* Start *

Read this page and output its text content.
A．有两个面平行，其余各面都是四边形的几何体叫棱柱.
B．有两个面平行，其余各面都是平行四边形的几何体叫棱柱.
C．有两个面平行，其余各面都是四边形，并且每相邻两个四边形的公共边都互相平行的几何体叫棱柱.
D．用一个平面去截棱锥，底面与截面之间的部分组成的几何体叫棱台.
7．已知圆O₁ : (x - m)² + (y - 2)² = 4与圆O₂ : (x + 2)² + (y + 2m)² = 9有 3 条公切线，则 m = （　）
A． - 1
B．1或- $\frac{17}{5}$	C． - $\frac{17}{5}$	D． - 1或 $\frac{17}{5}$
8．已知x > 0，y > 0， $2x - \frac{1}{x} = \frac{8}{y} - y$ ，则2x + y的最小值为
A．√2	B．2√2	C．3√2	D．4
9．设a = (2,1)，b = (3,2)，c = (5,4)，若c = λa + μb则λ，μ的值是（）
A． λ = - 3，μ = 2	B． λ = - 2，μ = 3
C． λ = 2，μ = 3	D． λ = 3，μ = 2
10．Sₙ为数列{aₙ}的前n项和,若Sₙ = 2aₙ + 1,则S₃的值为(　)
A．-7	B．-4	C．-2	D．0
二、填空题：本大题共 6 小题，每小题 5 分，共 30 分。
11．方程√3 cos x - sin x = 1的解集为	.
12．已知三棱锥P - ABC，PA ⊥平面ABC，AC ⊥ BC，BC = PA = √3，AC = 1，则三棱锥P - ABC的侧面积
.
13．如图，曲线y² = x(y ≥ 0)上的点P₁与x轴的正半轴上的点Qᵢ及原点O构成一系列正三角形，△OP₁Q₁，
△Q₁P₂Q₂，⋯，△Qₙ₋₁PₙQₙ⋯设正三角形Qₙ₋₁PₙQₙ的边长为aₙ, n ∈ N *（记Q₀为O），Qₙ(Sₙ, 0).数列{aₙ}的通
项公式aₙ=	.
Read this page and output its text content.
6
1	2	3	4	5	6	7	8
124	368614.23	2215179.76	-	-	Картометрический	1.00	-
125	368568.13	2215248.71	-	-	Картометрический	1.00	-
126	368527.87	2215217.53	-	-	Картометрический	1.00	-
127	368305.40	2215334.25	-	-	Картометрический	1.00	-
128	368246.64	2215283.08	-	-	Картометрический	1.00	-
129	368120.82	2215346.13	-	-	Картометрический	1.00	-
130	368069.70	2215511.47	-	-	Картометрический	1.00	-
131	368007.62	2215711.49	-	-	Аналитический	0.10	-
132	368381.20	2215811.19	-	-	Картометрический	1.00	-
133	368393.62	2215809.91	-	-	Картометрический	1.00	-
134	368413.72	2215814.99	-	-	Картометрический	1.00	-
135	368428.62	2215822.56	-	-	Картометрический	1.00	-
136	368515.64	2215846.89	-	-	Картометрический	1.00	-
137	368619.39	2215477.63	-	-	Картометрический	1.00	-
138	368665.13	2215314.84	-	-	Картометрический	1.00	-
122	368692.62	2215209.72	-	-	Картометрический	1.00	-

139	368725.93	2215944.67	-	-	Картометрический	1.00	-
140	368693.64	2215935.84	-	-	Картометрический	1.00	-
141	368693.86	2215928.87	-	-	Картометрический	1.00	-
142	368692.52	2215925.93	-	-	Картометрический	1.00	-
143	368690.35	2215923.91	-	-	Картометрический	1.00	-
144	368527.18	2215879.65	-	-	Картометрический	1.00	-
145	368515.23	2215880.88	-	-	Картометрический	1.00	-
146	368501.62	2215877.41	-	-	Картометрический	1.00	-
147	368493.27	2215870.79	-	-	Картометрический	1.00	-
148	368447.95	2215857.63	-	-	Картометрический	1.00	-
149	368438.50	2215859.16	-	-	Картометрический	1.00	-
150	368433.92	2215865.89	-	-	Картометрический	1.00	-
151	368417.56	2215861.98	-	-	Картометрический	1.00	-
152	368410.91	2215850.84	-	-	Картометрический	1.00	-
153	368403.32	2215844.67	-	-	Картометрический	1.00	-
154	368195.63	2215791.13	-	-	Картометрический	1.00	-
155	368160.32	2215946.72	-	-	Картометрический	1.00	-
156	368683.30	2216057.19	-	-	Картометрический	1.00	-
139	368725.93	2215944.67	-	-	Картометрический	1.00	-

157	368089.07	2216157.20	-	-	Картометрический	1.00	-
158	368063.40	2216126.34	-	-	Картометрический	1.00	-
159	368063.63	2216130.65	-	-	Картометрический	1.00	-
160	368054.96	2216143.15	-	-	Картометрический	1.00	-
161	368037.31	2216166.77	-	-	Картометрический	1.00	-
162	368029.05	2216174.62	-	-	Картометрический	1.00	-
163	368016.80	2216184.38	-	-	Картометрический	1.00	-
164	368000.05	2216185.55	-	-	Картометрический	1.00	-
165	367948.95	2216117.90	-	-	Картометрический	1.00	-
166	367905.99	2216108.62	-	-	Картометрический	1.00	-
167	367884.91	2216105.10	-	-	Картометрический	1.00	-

* End *

Given instruction: Pick out and copy the lines of the entries that hold the string "有两个面平行".

Finished answer:
A．有两个面平行，其余各面都是四边形的几何体叫棱柱.
B．有两个面平行，其余各面都是平行四边形的几何体叫棱柱.
C．有两个面平行，其余各面都是四边形，并且每相邻两个四边形的公共边都互相平行的几何体叫棱柱.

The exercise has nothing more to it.